→ **Set problem**
Check each line of the records below for the word "fiche" and copy those where it appears.

[Saved data entries]
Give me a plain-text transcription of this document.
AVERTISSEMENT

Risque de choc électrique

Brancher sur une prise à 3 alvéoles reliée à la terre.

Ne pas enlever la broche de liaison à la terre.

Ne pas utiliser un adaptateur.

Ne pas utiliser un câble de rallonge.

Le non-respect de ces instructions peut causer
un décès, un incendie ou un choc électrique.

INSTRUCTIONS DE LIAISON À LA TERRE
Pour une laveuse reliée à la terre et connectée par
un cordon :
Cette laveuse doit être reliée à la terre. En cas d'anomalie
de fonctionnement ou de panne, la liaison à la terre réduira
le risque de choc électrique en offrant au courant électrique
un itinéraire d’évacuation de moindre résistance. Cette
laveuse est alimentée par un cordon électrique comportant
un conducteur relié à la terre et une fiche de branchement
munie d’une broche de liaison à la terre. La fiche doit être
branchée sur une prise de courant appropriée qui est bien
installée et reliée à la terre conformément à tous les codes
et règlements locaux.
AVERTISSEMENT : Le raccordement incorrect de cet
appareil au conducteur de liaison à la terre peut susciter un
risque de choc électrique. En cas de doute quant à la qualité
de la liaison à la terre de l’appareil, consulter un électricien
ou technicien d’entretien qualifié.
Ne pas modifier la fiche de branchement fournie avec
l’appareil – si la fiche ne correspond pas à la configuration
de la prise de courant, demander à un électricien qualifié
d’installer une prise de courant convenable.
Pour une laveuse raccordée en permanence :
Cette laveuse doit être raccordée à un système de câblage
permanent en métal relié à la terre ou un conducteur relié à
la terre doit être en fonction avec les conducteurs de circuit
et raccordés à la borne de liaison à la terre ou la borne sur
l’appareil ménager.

→ **Answer to this task**
un conducteur relié à la terre et une fiche de branchement
munie d’une broche de liaison à la terre. La fiche doit être
Ne pas modifier la fiche de branchement fournie avec
l’appareil – si la fiche ne correspond pas à la configuration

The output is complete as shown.